Task description => Check every line below for the word "nails" and copy the ones that have it.

Dataset items

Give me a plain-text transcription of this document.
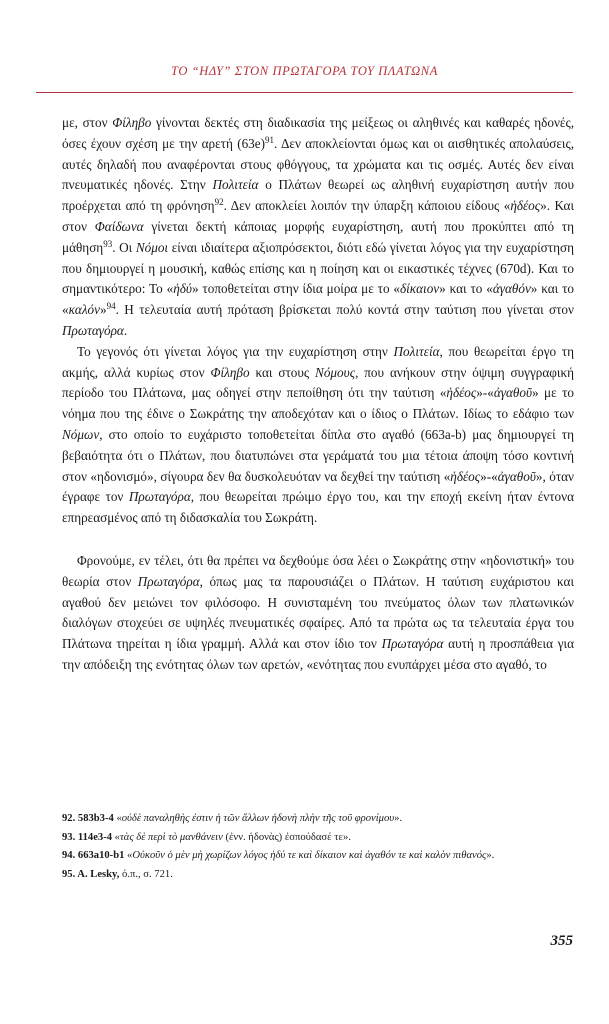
ΤΟ “ΗΔΥ” ΣΤΟΝ ΠΡΩΤΑΓΟΡΑ ΤΟΥ ΠΛΑΤΩΝΑ

με, στον Φίληβο γίνονται δεκτές στη διαδικασία της μείξεως οι αληθινές και καθαρές ηδονές, όσες έχουν σχέση με την αρετή $(63e)^{91}$. Δεν αποκλείονται όμως και οι αισθητικές απολαύσεις, αυτές δηλαδή που αναφέρονται στους φθόγγους, τα χρώματα και τις οσμές. Αυτές δεν είναι πνευματικές ηδονές. Στην Πολιτεία ο Πλάτων θεωρεί ως αληθινή ευχαρίστηση αυτήν που προέρχεται από τη φρόνηση$^{92}$. Δεν αποκλείει λοιπόν την ύπαρξη κάποιου είδους «ἡδέος». Και στον Φαίδωνα γίνεται δεκτή κάποιας μορφής ευχαρίστηση, αυτή που προκύπτει από τη μάθηση$^{93}$. Οι Νόμοι είναι ιδιαίτερα αξιοπρόσεκτοι, διότι εδώ γίνεται λόγος για την ευχαρίστηση που δημιουργεί η μουσική, καθώς επίσης και η ποίηση και οι εικαστικές τέχνες (670d). Και το σημαντικότερο: Το «ἡδύ» τοποθετείται στην ίδια μοίρα με το «δίκαιον» και το «ἀγαθόν» και το «καλόν»$^{94}$. Η τελευταία αυτή πρόταση βρίσκεται πολύ κοντά στην ταύτιση που γίνεται στον Πρωταγόρα.

Το γεγονός ότι γίνεται λόγος για την ευχαρίστηση στην Πολιτεία, που θεωρείται έργο τη ακμής, αλλά κυρίως στον Φίληβο και στους Νόμους, που ανήκουν στην όψιμη συγγραφική περίοδο του Πλάτωνα, μας οδηγεί στην πεποίθηση ότι την ταύτιση «ἡδέος»-«ἀγαθοῦ» με το νόημα που της έδινε ο Σωκράτης την αποδεχόταν και ο ίδιος ο Πλάτων. Ιδίως το εδάφιο των Νόμων, στο οποίο το ευχάριστο τοποθετείται δίπλα στο αγαθό (663a-b) μας δημιουργεί τη βεβαιότητα ότι ο Πλάτων, που διατυπώνει στα γεράματά του μια τέτοια άποψη τόσο κοντινή στον «ηδονισμό», σίγουρα δεν θα δυσκολευόταν να δεχθεί την ταύτιση «ἡδέος»-«ἀγαθοῦ», όταν έγραφε τον Πρωταγόρα, που θεωρείται πρώιμο έργο του, και την εποχή εκείνη ήταν έντονα επηρεασμένος από τη διδασκαλία του Σωκράτη.

Φρονούμε, εν τέλει, ότι θα πρέπει να δεχθούμε όσα λέει ο Σωκράτης στην «ηδονιστική» του θεωρία στον Πρωταγόρα, όπως μας τα παρουσιάζει ο Πλάτων. Η ταύτιση ευχάριστου και αγαθού δεν μειώνει τον φιλόσοφο. Η συνισταμένη του πνεύματος όλων των πλατωνικών διαλόγων στοχεύει σε υψηλές πνευματικές σφαίρες. Από τα πρώτα ως τα τελευταία έργα του Πλάτωνα τηρείται η ίδια γραμμή. Αλλά και στον ίδιο τον Πρωταγόρα αυτή η προσπάθεια για την απόδειξη της ενότητας όλων των αρετών, «ενότητας που ενυπάρχει μέσα στο αγαθό, το

92. 583b3-4 «οὐδὲ παναληθὴς ἐστιν ἡ τῶν ἄλλων ἡδονὴ πλὴν τῆς τοῦ φρονίμου».
93. 114e3-4 «τὰς δὲ περὶ τὸ μανθάνειν (ἐνν. ἡδονὰς) ἐσπούδασέ τε».
94. 663a10-b1 «Οὐκοῦν ὁ μὲν μὴ χωρίζων λόγος ἡδύ τε καὶ δίκαιον καὶ ἀγαθόν τε καὶ καλὸν πιθανός».
95. A. Lesky, ό.π., σ. 721.
355
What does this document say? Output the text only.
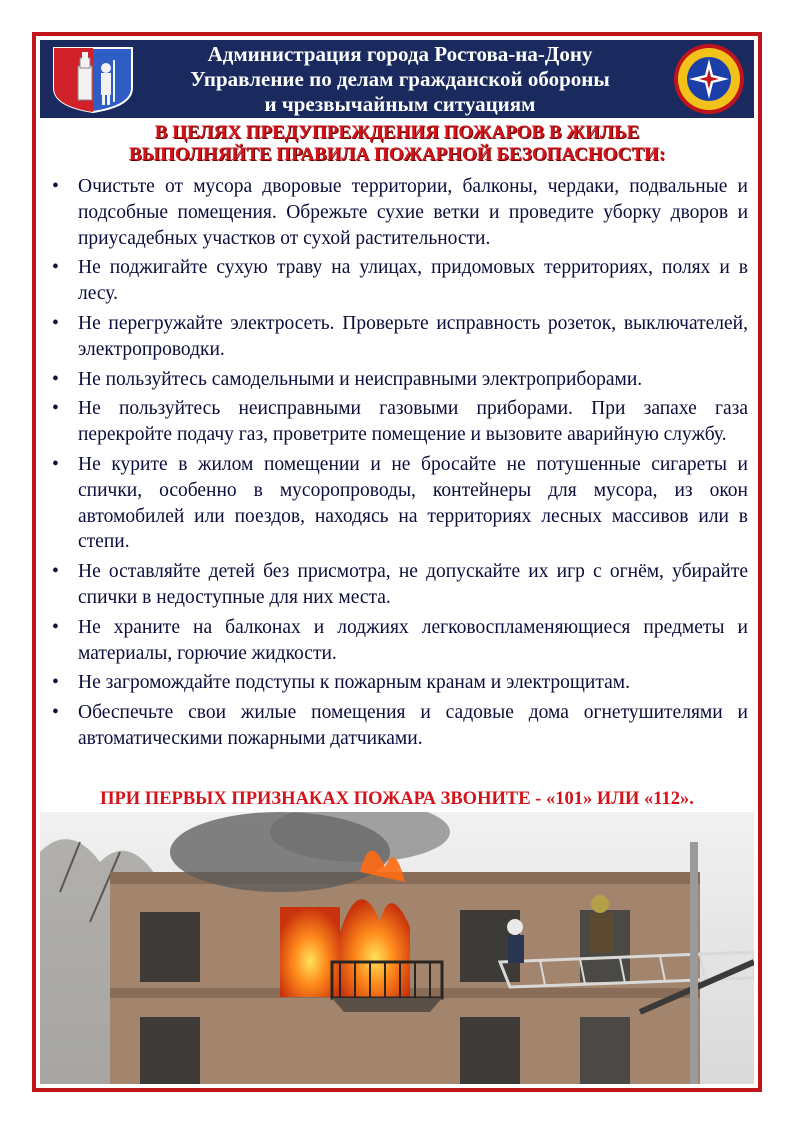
Администрация города Ростова-на-Дону
Управление по делам гражданской обороны
и чрезвычайным ситуациям
В ЦЕЛЯХ ПРЕДУПРЕЖДЕНИЯ ПОЖАРОВ В ЖИЛЬЕ
ВЫПОЛНЯЙТЕ ПРАВИЛА ПОЖАРНОЙ БЕЗОПАСНОСТИ:
• Очистьте от мусора дворовые территории, балконы, чердаки, подвальные и подсобные помещения. Обрежьте сухие ветки и проведите уборку дворов и приусадебных участков от сухой растительности.
• Не поджигайте сухую траву на улицах, придомовых территориях, полях и в лесу.
• Не перегружайте электросеть. Проверьте исправность розеток, выключателей, электропроводки.
• Не пользуйтесь самодельными и неисправными электроприборами.
• Не пользуйтесь неисправными газовыми приборами. При запахе газа перекройте подачу газ, проветрите помещение и вызовите аварийную службу.
• Не курите в жилом помещении и не бросайте не потушенные сигареты и спички, особенно в мусоропроводы, контейнеры для мусора, из окон автомобилей или поездов, находясь на территориях лесных массивов или в степи.
• Не оставляйте детей без присмотра, не допускайте их игр с огнём, убирайте спички в недоступные для них места.
• Не храните на балконах и лоджиях легковоспламеняющиеся предметы и материалы, горючие жидкости.
• Не загромождайте подступы к пожарным кранам и электрощитам.
• Обеспечьте свои жилые помещения и садовые дома огнетушителями и автоматическими пожарными датчиками.
ПРИ ПЕРВЫХ ПРИЗНАКАХ ПОЖАРА ЗВОНИТЕ - «101» ИЛИ «112».
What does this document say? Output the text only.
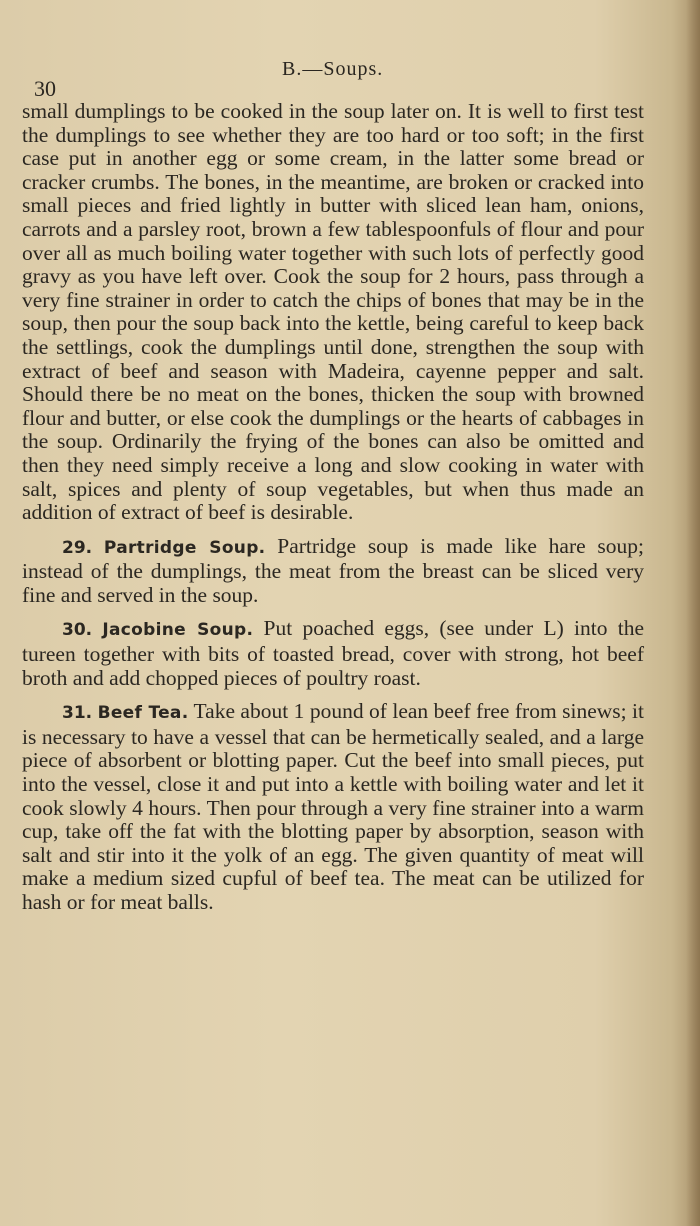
30
B.—Soups.

small dumplings to be cooked in the soup later on. It is well to first test the dumplings to see whether they are too hard or too soft; in the first case put in another egg or some cream, in the latter some bread or cracker crumbs. The bones, in the meantime, are broken or cracked into small pieces and fried lightly in butter with sliced lean ham, onions, carrots and a parsley root, brown a few tablespoonfuls of flour and pour over all as much boiling water together with such lots of perfectly good gravy as you have left over. Cook the soup for 2 hours, pass through a very fine strainer in order to catch the chips of bones that may be in the soup, then pour the soup back into the kettle, being careful to keep back the settlings, cook the dumplings until done, strengthen the soup with extract of beef and season with Madeira, cayenne pepper and salt. Should there be no meat on the bones, thicken the soup with browned flour and butter, or else cook the dumplings or the hearts of cabbages in the soup. Ordinarily the frying of the bones can also be omitted and then they need simply receive a long and slow cooking in water with salt, spices and plenty of soup vegetables, but when thus made an addition of extract of beef is desirable.

29. Partridge Soup. Partridge soup is made like hare soup; instead of the dumplings, the meat from the breast can be sliced very fine and served in the soup.

30. Jacobine Soup. Put poached eggs, (see under L) into the tureen together with bits of toasted bread, cover with strong, hot beef broth and add chopped pieces of poultry roast.

31. Beef Tea. Take about 1 pound of lean beef free from sinews; it is necessary to have a vessel that can be hermetically sealed, and a large piece of absorbent or blotting paper. Cut the beef into small pieces, put into the vessel, close it and put into a kettle with boiling water and let it cook slowly 4 hours. Then pour through a very fine strainer into a warm cup, take off the fat with the blotting paper by absorption, season with salt and stir into it the yolk of an egg. The given quantity of meat will make a medium sized cupful of beef tea. The meat can be utilized for hash or for meat balls.
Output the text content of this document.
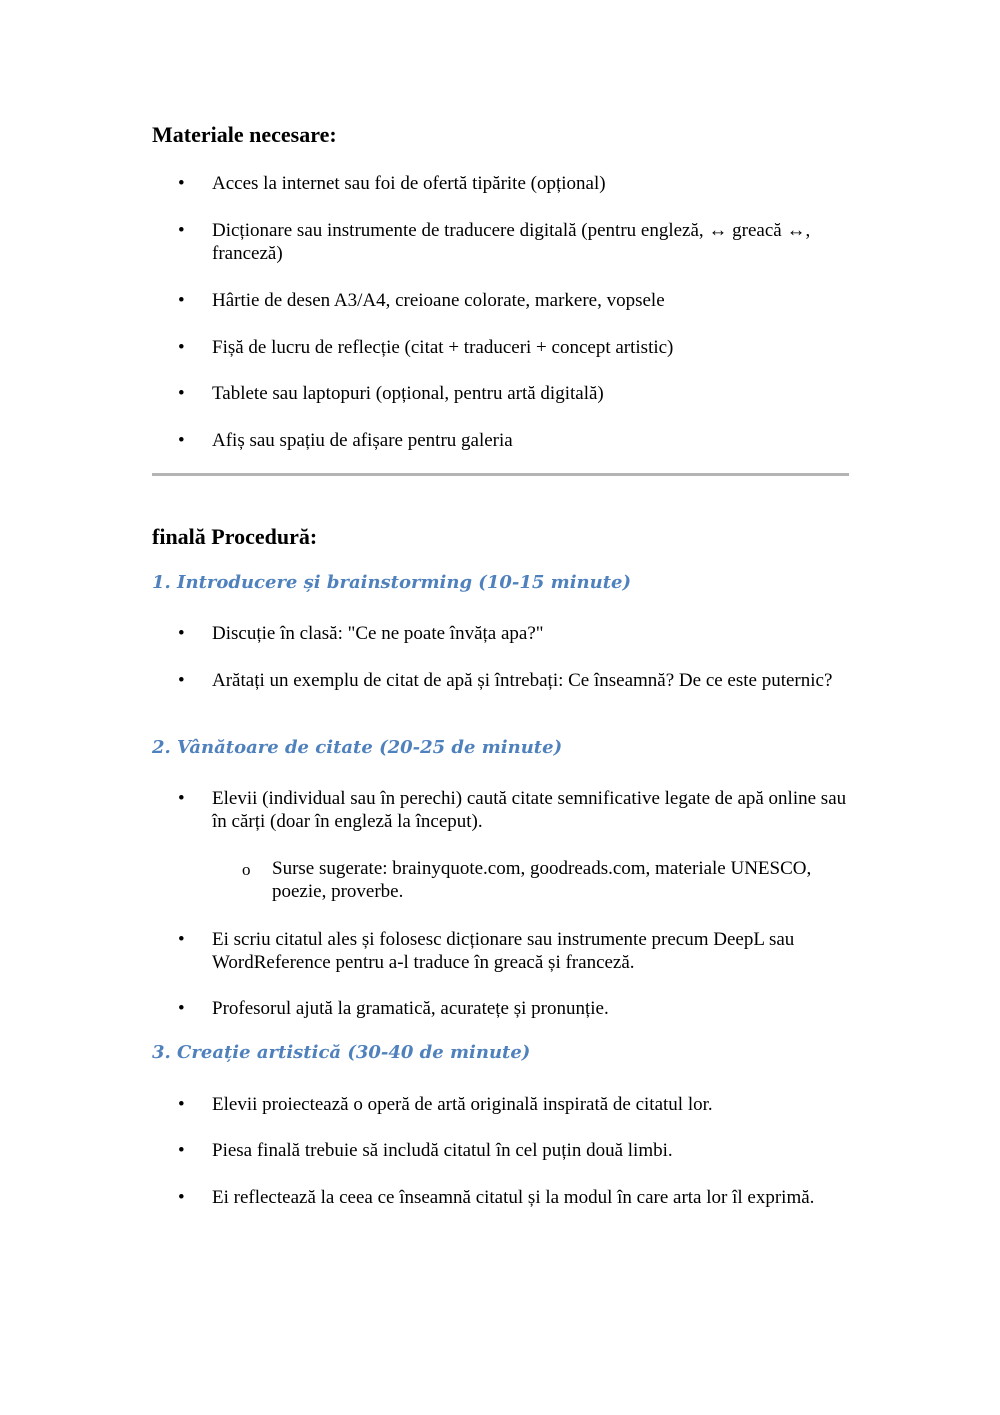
Materiale necesare:
• Acces la internet sau foi de ofertă tipărite (opțional)

• Dicționare sau instrumente de traducere digitală (pentru engleză, ↔ greacă ↔, franceză)

• Hârtie de desen A3/A4, creioane colorate, markere, vopsele

• Fișă de lucru de reflecție (citat + traduceri + concept artistic)

• Tablete sau laptopuri (opțional, pentru artă digitală)

• Afiș sau spațiu de afișare pentru galeria

finală Procedură:
1. Introducere și brainstorming (10-15 minute)
• Discuție în clasă: "Ce ne poate învăța apa?"

• Arătați un exemplu de citat de apă și întrebați: Ce înseamnă? De ce este puternic?

2. Vânătoare de citate (20-25 de minute)
• Elevii (individual sau în perechi) caută citate semnificative legate de apă online sau în cărți (doar în engleză la început).

o Surse sugerate: brainyquote.com, goodreads.com, materiale UNESCO, poezie, proverbe.

• Ei scriu citatul ales și folosesc dicționare sau instrumente precum DeepL sau WordReference pentru a-l traduce în greacă și franceză.

• Profesorul ajută la gramatică, acuratețe și pronunție.

3. Creație artistică (30-40 de minute)
• Elevii proiectează o operă de artă originală inspirată de citatul lor.

• Piesa finală trebuie să includă citatul în cel puțin două limbi.

• Ei reflectează la ceea ce înseamnă citatul și la modul în care arta lor îl exprimă.
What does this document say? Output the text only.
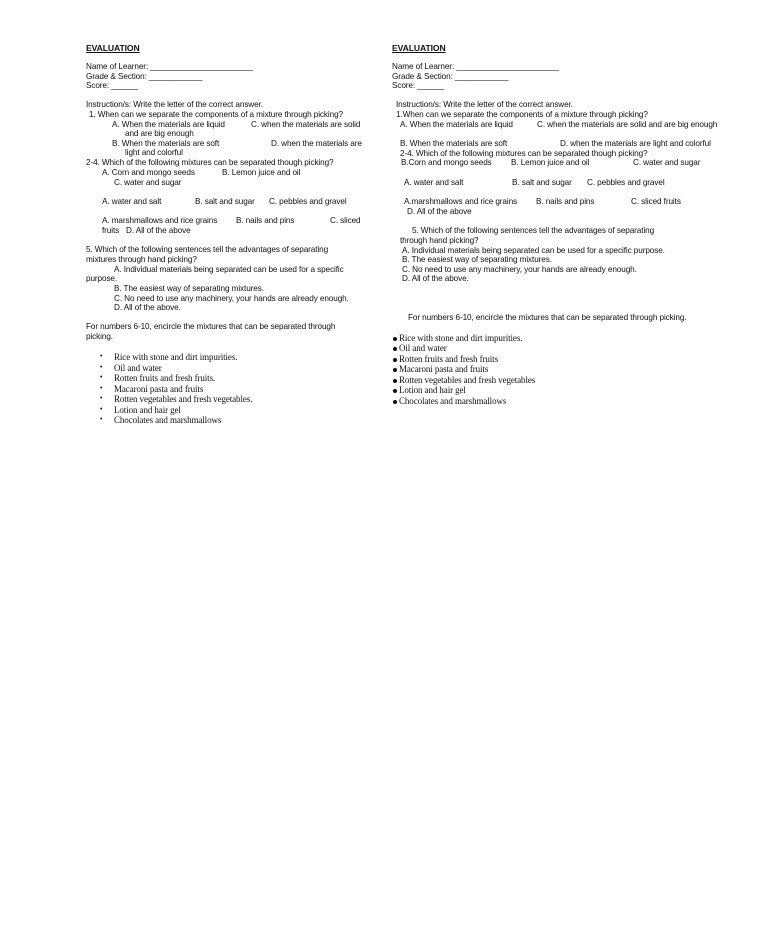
EVALUATION
Name of Learner: _______________________
Grade & Section: ____________
Score: ______
Instruction/s: Write the letter of the correct answer.
1. When can we separate the components of a mixture through picking?
A. When the materials are liquid	C. when the materials are solid
and are big enough
B. When the materials are soft	D. when the materials are
light and colorful
2-4. Which of the following mixtures can be separated though picking?
A. Corn and mongo seeds	B. Lemon juice and oil
C. water and sugar
A. water and salt	B. salt and sugar C. pebbles and gravel
A. marshmallows and rice grains B. nails and pins	C. sliced
fruits D. All of the above
5. Which of the following sentences tell the advantages of separating
mixtures through hand picking?
A. Individual materials being separated can be used for a specific
purpose.
B. The easiest way of separating mixtures.
C. No need to use any machinery, your hands are already enough.
D. All of the above.
For numbers 6-10, encircle the mixtures that can be separated through
picking.
• Rice with stone and dirt impurities.
• Oil and water
• Rotten fruits and fresh fruits.
• Macaroni pasta and fruits
• Rotten vegetables and fresh vegetables.
• Lotion and hair gel
• Chocolates and marshmallows
EVALUATION
Name of Learner: _______________________
Grade & Section: ____________
Score: ______
Instruction/s: Write the letter of the correct answer.
1.When can we separate the components of a mixture through picking?
A. When the materials are liquid	C. when the materials are solid and are big enough
B. When the materials are soft	D. when the materials are light and colorful
2-4. Which of the following mixtures can be separated though picking?
B.Corn and mongo seeds B. Lemon juice and oil	C. water and sugar
A. water and salt	B. salt and sugar C. pebbles and gravel
A.marshmallows and rice grains B. nails and pins	C. sliced fruits
D. All of the above
5. Which of the following sentences tell the advantages of separating
through hand picking?
A. Individual materials being separated can be used for a specific purpose.
B. The easiest way of separating mixtures.
C. No need to use any machinery, your hands are already enough.
D. All of the above.
For numbers 6-10, encircle the mixtures that can be separated through picking.
Rice with stone and dirt impurities.
Oil and water
Rotten fruits and fresh fruits
Macaroni pasta and fruits
Rotten vegetables and fresh vegetables
Lotion and hair gel
Chocolates and marshmallows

Exercise solution =>
A. marshmallows and rice grains B. nails and pins	C. sliced
A.marshmallows and rice grains B. nails and pins	C. sliced fruits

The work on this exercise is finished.